Start of Text provided
Postby Amber G. » 24 May 2023 01:55

^^^In the middle is Prof Robert Marshak. Photo, I think was taken, in Rochester.
He worked in Manhattan Project (atom bomb)..(Shock waves as a result a nuclear explosions are known as Marshak waves). Apart from High-energy physics, he also worked in quantum optics.

U of R around when the photo was taken had famous Indian Scientists CL Mehta and George Sudarshan who worked with him. (I knew Prof Marshak and these guys pretty well).

George Sudarshan missed the Nobel, because the famous paper which Sudarashan presented at the conference but Marshak did not publish it in time (Marshak was Sudarsahn's adviser) and credit went to Feynman (who did win Nobel for that work which Surdarsan did before them. (Feynman did not know about Surdarshan's work and worked independently but later acknowledged and gave credit to Surdrashan)
End of Text provided
Written problem 1: Do these statements agree with the post about Robert Marshak? (a) Marshak worked in the Manhattan Project. (b) Marshak worked only in high-energy physics. (c) Shock waves from nuclear explosions are called Marshak waves. Answer yes or no for each, quoting the deciding words of the post.
Written problem 2: Can you return the stored items from the start of the records up to and including the line that contains "x-tick-label: 30% [536,485,572,498]", copying each line exactly?
The post and the stored items come from unrelated sources.
Start of Exercise data
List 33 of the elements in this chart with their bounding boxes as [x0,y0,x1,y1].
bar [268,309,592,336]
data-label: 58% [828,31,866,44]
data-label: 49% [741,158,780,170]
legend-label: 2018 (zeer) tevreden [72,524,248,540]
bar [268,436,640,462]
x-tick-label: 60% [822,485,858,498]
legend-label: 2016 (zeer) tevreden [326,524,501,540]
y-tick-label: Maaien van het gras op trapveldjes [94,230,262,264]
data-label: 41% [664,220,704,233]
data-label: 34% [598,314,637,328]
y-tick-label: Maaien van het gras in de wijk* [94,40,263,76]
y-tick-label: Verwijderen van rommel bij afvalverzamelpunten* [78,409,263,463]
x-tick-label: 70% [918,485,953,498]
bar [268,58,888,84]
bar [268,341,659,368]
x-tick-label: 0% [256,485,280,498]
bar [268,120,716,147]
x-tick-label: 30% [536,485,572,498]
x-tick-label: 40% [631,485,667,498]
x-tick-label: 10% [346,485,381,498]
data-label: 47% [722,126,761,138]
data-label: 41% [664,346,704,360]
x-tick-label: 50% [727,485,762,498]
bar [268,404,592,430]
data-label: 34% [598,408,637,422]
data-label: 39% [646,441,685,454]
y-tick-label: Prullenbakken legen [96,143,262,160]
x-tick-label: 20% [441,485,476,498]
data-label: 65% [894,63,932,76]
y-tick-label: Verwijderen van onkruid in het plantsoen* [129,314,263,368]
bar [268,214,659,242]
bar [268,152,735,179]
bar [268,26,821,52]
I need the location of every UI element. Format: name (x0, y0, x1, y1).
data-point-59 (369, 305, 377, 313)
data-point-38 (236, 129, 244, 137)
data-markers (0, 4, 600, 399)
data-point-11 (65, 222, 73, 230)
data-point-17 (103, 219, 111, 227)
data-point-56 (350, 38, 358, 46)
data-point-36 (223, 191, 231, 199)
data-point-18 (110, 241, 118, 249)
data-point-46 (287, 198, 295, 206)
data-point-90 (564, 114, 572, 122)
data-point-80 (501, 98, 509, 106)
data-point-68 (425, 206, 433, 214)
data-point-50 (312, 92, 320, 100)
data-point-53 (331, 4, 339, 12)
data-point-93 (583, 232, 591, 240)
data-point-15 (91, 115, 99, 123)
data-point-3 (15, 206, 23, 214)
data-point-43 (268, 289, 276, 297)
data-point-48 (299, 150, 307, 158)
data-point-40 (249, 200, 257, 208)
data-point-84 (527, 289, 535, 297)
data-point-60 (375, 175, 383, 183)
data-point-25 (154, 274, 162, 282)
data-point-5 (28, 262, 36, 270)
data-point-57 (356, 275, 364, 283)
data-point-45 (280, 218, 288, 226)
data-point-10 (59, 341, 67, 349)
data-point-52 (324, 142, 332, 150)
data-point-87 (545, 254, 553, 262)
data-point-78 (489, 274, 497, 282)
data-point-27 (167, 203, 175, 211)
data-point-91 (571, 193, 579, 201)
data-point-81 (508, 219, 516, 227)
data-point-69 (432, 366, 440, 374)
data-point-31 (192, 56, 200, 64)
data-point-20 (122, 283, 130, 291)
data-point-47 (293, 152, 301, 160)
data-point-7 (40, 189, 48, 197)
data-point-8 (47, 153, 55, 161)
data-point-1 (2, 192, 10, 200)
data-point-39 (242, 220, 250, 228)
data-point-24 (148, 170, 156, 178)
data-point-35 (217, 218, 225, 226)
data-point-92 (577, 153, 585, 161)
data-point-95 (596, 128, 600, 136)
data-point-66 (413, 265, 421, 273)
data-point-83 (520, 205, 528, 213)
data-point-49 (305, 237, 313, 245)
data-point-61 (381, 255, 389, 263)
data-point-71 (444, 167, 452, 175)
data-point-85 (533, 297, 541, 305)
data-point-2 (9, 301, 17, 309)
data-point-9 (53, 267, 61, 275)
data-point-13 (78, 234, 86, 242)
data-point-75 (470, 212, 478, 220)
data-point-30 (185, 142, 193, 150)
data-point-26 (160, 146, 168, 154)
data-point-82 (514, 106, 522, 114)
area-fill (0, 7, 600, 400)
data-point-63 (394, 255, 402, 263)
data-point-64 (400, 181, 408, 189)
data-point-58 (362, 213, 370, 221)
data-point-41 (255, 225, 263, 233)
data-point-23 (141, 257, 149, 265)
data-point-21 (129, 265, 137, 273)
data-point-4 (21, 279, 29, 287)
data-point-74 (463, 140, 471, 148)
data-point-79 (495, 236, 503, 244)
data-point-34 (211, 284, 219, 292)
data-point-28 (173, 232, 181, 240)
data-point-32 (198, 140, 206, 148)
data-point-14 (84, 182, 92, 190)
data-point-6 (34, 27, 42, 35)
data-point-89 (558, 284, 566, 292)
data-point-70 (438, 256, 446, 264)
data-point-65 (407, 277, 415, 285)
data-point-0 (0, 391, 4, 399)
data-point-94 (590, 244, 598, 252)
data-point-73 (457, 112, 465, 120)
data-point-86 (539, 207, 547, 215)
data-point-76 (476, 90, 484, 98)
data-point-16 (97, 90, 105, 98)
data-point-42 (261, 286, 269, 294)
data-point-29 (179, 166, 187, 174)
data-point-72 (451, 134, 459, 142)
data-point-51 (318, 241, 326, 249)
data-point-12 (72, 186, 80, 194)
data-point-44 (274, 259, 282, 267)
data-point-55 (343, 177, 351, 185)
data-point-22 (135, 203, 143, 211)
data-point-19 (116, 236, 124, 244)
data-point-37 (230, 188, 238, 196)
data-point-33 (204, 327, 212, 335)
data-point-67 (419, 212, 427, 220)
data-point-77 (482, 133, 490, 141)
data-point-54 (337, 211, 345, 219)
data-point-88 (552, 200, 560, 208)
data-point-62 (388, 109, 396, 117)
End of Exercise data
Complete output 1:
(a) Yes: "He worked in Manhattan Project (atom bomb)"
(b) No: "Apart from High-energy physics, he also worked in quantum optics."
(c) Yes: "Shock waves as a result a nuclear explosions are known as Marshak waves"

Complete output 2:
List 33 of the elements in this chart with their bounding boxes as [x0,y0,x1,y1].
bar [268,309,592,336]
data-label: 58% [828,31,866,44]
data-label: 49% [741,158,780,170]
legend-label: 2018 (zeer) tevreden [72,524,248,540]
bar [268,436,640,462]
x-tick-label: 60% [822,485,858,498]
legend-label: 2016 (zeer) tevreden [326,524,501,540]
y-tick-label: Maaien van het gras op trapveldjes [94,230,262,264]
data-label: 41% [664,220,704,233]
data-label: 34% [598,314,637,328]
y-tick-label: Maaien van het gras in de wijk* [94,40,263,76]
y-tick-label: Verwijderen van rommel bij afvalverzamelpunten* [78,409,263,463]
x-tick-label: 70% [918,485,953,498]
bar [268,58,888,84]
bar [268,341,659,368]
x-tick-label: 0% [256,485,280,498]
bar [268,120,716,147]
x-tick-label: 30% [536,485,572,498]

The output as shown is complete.